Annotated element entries
---------------
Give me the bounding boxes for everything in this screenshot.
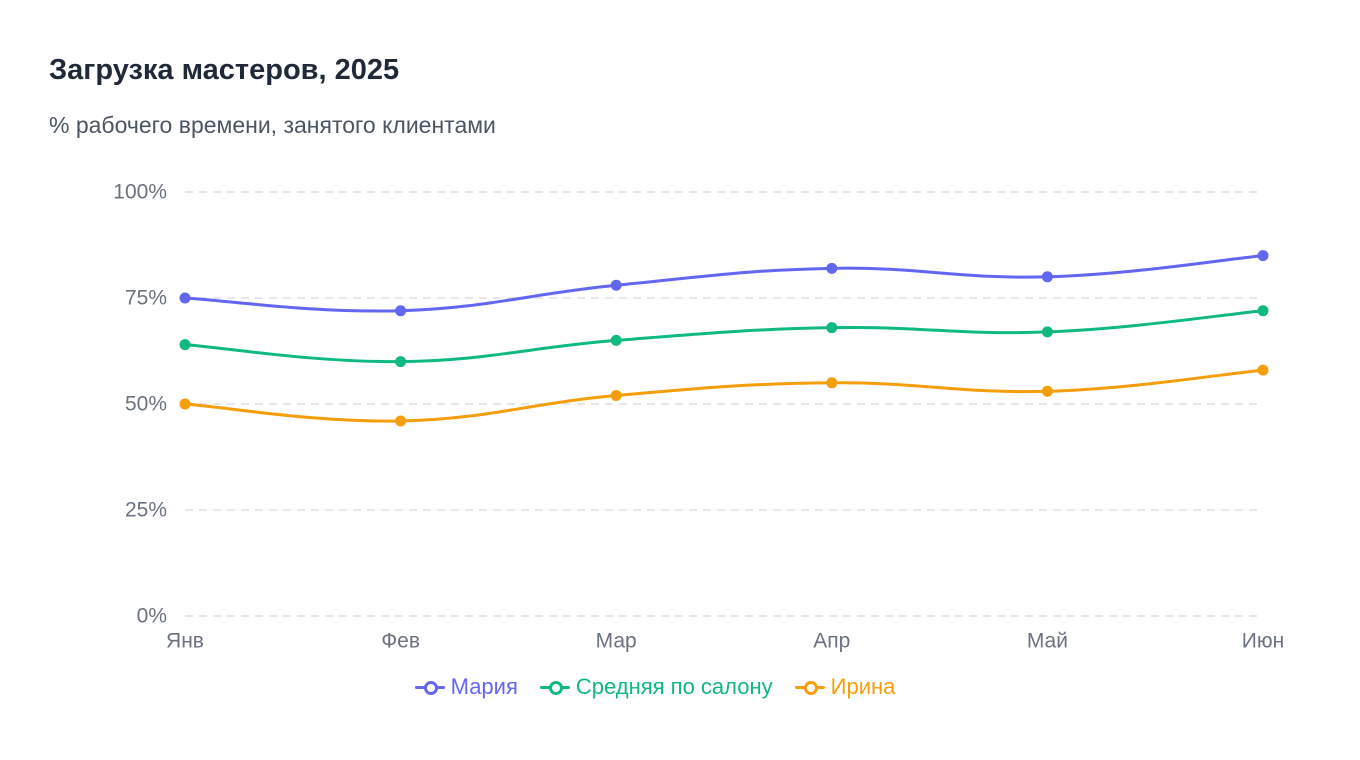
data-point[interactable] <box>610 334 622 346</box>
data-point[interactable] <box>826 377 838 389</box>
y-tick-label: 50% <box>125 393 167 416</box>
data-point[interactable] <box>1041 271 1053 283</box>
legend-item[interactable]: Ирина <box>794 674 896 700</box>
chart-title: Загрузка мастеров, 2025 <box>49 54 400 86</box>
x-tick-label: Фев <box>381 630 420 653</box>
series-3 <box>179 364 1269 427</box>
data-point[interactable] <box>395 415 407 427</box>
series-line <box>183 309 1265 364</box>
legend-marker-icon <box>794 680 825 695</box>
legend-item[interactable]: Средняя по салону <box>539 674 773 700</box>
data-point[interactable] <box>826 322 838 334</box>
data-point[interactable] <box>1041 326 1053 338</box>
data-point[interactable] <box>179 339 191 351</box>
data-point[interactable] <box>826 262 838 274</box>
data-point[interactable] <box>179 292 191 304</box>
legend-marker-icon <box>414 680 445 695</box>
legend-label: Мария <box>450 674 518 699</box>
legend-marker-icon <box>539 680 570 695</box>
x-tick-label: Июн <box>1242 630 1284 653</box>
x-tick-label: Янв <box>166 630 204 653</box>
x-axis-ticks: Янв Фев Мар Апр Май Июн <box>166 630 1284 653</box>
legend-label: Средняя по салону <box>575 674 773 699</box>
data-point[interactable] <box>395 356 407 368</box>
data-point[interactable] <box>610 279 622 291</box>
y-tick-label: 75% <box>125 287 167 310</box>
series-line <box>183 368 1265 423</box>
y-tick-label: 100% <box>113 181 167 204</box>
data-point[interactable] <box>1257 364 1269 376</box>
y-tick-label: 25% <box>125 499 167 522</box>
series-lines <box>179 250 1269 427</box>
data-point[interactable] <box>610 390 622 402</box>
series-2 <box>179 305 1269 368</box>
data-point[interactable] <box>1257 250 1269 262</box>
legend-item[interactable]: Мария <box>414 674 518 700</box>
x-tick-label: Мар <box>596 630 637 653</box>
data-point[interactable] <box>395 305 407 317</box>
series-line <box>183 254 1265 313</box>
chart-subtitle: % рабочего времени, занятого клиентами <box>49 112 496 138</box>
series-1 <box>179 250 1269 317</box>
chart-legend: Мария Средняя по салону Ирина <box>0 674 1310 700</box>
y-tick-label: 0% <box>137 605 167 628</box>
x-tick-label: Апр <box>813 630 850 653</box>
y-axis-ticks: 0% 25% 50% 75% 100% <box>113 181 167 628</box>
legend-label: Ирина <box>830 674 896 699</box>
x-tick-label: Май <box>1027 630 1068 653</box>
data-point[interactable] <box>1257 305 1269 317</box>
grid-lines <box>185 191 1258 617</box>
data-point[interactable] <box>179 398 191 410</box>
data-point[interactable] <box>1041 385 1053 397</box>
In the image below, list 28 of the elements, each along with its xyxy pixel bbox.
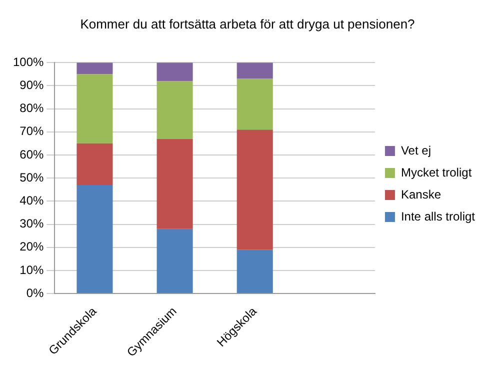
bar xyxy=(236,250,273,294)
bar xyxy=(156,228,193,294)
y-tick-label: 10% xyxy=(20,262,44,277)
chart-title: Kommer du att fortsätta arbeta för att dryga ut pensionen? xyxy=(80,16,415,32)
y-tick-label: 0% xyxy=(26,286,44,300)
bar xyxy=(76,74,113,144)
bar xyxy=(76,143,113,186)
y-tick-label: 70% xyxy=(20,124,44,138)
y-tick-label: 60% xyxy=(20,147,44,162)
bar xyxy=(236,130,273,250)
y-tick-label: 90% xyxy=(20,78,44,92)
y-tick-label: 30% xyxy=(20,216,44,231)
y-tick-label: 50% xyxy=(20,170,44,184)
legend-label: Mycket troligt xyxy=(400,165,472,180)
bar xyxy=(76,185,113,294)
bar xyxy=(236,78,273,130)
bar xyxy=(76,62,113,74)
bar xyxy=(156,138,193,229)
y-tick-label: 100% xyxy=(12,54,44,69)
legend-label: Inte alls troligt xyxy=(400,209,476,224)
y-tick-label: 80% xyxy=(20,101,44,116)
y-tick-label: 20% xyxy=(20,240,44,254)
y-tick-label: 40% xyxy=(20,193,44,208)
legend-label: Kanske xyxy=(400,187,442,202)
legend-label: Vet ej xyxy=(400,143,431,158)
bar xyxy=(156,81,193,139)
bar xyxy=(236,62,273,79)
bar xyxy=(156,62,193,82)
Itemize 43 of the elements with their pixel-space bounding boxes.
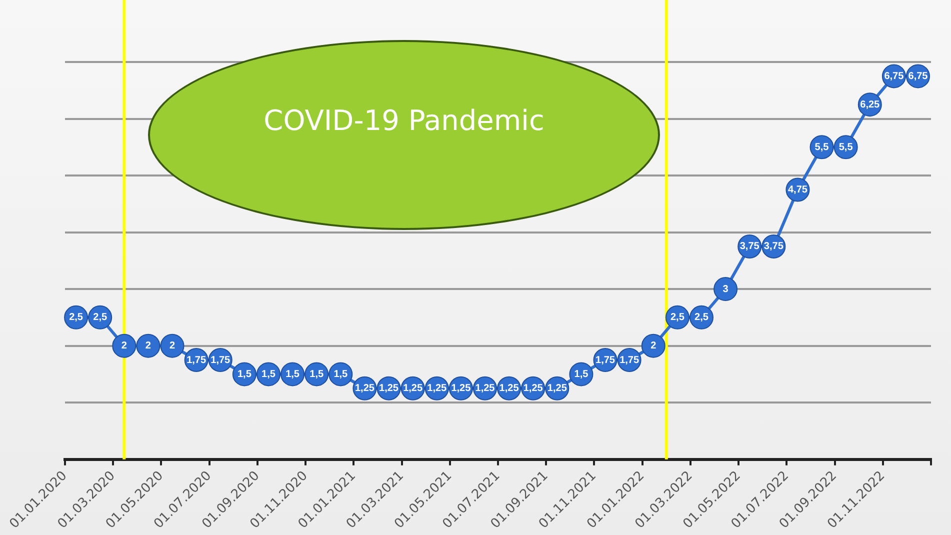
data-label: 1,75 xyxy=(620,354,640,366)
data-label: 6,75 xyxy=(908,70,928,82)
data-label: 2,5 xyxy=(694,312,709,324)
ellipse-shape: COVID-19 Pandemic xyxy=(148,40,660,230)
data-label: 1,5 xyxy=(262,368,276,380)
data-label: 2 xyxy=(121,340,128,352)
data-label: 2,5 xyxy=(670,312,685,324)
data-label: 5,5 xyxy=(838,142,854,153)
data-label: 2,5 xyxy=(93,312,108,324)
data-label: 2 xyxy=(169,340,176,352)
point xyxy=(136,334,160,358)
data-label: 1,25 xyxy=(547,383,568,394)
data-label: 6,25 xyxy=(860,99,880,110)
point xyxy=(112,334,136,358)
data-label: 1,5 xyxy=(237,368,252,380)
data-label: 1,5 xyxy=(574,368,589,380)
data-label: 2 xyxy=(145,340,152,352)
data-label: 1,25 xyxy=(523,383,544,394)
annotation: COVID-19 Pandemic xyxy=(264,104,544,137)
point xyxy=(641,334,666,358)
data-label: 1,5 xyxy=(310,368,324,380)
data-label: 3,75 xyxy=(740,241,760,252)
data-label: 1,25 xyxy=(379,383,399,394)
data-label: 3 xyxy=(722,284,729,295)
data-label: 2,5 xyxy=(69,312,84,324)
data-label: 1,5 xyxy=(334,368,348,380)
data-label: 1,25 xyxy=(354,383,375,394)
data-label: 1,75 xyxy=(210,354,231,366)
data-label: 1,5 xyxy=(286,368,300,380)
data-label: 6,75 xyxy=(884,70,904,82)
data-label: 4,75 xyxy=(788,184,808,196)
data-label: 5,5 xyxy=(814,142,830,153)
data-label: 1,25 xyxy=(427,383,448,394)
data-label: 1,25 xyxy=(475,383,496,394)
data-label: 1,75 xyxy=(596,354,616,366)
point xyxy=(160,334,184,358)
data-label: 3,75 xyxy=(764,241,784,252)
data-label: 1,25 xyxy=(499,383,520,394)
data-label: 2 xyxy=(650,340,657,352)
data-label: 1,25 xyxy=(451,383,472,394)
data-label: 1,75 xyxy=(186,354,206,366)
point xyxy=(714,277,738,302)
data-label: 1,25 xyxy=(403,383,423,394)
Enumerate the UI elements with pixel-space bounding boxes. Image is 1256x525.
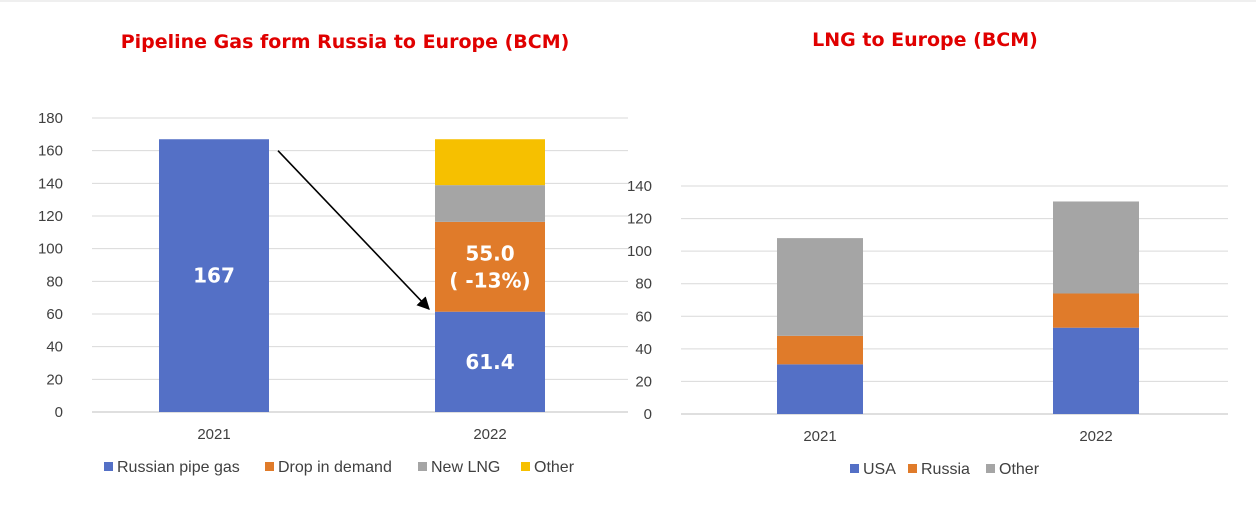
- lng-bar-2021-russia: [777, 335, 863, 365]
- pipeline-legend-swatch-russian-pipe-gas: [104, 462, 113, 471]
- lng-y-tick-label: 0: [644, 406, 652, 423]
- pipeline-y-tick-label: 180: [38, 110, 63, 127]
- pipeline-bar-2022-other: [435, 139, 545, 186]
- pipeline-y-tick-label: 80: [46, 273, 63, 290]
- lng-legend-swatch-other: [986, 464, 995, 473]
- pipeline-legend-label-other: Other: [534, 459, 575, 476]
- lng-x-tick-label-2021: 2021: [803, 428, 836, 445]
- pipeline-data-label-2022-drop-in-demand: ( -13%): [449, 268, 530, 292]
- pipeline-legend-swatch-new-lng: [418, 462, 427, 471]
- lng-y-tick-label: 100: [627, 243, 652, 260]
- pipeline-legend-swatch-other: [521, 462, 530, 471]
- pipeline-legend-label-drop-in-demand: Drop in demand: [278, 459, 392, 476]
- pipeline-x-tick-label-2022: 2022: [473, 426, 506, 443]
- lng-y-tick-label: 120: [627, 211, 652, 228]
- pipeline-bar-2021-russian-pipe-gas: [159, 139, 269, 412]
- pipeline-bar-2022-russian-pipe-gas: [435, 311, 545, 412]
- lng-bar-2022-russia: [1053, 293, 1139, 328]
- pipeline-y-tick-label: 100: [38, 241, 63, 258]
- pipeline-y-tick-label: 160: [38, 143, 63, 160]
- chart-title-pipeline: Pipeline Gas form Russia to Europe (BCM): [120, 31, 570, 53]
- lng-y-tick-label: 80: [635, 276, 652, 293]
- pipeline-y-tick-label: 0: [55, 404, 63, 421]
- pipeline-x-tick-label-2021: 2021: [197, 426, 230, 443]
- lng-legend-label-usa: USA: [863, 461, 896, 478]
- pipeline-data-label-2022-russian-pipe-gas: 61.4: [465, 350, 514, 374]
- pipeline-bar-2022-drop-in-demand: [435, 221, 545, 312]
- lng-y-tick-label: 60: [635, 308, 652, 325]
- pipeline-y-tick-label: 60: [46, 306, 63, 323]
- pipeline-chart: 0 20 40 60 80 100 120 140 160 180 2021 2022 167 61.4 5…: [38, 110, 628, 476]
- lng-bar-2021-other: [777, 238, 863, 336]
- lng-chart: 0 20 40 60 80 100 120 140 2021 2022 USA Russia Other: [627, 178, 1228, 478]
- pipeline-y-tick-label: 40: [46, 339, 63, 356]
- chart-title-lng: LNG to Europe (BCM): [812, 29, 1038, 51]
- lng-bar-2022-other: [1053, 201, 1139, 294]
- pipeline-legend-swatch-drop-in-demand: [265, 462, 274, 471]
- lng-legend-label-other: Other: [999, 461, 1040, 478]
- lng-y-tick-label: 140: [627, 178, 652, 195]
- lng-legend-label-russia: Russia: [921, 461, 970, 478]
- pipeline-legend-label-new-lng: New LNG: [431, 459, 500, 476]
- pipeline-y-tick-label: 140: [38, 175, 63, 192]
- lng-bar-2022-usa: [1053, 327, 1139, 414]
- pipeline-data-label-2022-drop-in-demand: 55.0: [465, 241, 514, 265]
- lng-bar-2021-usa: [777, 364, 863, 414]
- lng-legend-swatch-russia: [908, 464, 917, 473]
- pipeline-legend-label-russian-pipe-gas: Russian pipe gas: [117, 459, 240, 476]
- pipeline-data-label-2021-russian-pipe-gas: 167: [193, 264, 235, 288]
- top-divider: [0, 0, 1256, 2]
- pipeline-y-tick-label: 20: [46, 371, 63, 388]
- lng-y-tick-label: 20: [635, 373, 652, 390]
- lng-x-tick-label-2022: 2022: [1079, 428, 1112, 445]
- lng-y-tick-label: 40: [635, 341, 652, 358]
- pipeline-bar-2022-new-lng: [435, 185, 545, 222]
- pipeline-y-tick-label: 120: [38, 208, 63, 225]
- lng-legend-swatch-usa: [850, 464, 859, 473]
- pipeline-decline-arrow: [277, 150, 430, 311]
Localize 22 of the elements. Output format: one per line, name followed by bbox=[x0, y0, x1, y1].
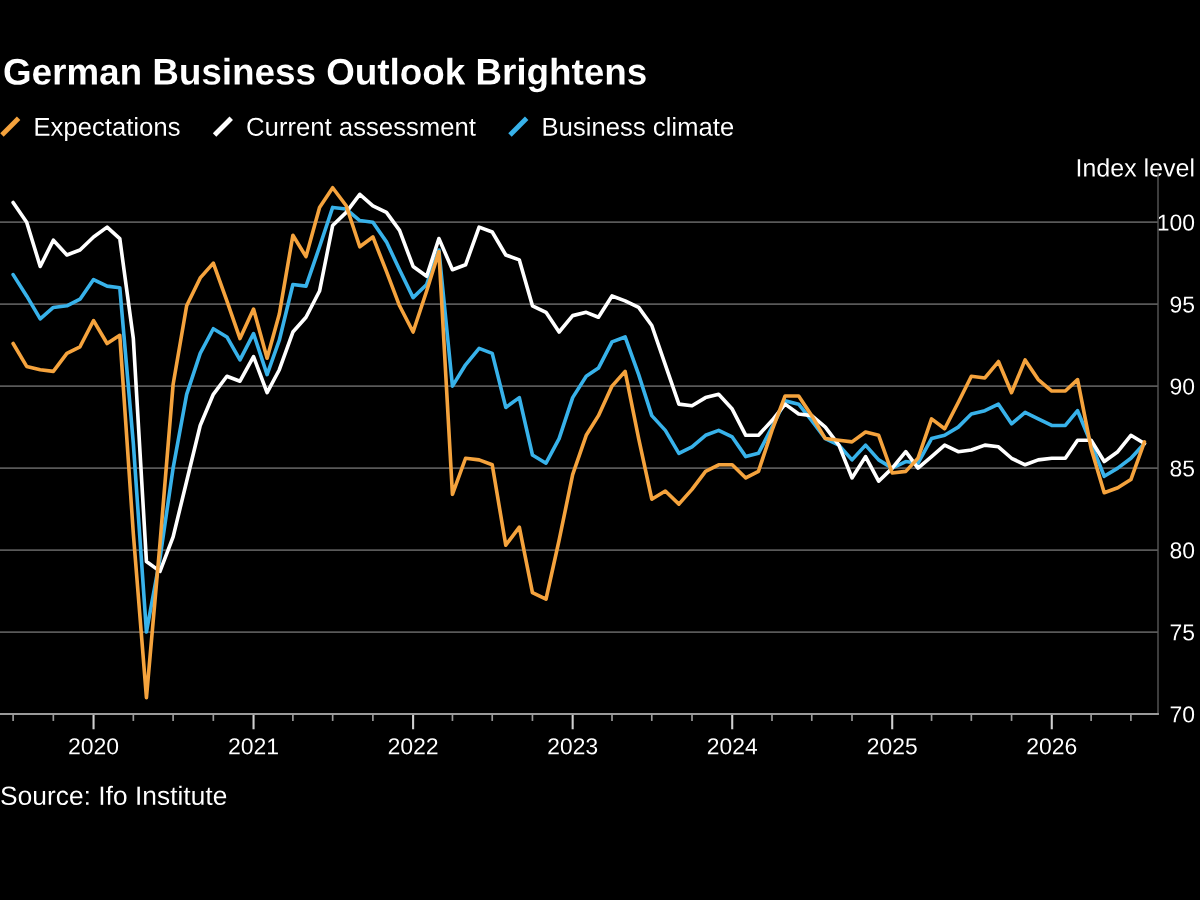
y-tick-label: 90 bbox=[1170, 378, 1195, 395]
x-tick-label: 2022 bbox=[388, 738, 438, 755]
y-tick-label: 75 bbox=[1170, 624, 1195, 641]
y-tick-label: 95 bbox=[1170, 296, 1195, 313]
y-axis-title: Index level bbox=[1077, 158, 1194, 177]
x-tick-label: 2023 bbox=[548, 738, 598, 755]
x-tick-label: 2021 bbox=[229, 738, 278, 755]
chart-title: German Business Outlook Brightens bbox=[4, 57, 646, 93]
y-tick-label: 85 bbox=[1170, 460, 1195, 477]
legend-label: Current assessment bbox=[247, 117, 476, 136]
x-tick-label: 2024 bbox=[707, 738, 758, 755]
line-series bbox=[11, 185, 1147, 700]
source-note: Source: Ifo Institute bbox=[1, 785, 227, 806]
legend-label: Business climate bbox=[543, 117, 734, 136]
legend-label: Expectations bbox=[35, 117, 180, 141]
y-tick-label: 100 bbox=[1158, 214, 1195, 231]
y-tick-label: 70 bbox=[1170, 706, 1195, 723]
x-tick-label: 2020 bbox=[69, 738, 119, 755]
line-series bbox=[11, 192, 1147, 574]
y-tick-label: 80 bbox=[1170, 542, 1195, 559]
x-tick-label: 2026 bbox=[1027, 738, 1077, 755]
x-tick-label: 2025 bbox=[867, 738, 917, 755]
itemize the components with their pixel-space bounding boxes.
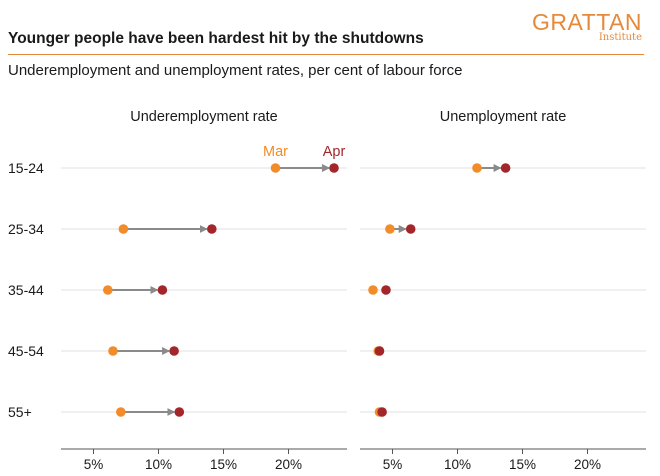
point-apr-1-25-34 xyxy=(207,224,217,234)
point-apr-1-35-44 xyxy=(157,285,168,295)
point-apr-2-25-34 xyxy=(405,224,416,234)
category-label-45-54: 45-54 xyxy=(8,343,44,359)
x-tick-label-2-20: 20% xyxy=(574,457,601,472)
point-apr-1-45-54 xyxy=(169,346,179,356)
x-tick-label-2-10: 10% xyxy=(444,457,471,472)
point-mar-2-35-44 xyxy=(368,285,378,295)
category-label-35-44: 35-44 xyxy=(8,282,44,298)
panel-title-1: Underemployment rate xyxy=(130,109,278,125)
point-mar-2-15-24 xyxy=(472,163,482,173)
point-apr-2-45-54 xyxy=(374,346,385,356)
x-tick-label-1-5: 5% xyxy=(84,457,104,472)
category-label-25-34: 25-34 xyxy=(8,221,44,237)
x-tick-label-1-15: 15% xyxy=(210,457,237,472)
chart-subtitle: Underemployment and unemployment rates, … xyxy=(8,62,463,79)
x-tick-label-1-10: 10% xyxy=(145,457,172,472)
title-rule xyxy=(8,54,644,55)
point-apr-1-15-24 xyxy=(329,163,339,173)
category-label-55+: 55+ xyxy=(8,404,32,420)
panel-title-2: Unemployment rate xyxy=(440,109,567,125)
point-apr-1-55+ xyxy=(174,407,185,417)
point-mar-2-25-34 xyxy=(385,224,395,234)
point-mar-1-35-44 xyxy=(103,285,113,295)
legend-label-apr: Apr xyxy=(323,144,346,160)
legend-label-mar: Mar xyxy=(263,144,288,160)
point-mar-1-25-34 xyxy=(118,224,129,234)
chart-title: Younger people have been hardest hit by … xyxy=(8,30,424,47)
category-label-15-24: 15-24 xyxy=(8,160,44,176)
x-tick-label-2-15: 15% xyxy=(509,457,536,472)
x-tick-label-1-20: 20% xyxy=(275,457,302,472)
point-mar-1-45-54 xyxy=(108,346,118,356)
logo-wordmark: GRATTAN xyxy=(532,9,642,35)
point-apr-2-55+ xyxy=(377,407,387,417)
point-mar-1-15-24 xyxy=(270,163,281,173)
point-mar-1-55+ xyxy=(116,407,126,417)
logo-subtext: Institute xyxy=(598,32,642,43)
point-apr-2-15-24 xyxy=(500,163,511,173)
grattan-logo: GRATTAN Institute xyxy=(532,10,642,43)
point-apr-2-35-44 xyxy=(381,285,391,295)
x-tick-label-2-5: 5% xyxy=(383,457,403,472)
---------------
**Task:**
Rewrite the lines from the one with "bar xyxy=(236,250,273,294)" to the one with "bar xyxy=(76,143,113,186)", swapping "y-tick-label" for "tick-label" and leaving everything else unchanged.

**Final result:**
bar xyxy=(236,250,273,294)
bar xyxy=(156,228,193,294)
tick-label: 10% xyxy=(20,262,44,277)
chart-title: Kommer du att fortsätta arbeta för att dryga ut pensionen? xyxy=(80,16,415,32)
tick-label: 0% xyxy=(26,286,44,300)
bar xyxy=(76,74,113,144)
bar xyxy=(76,143,113,186)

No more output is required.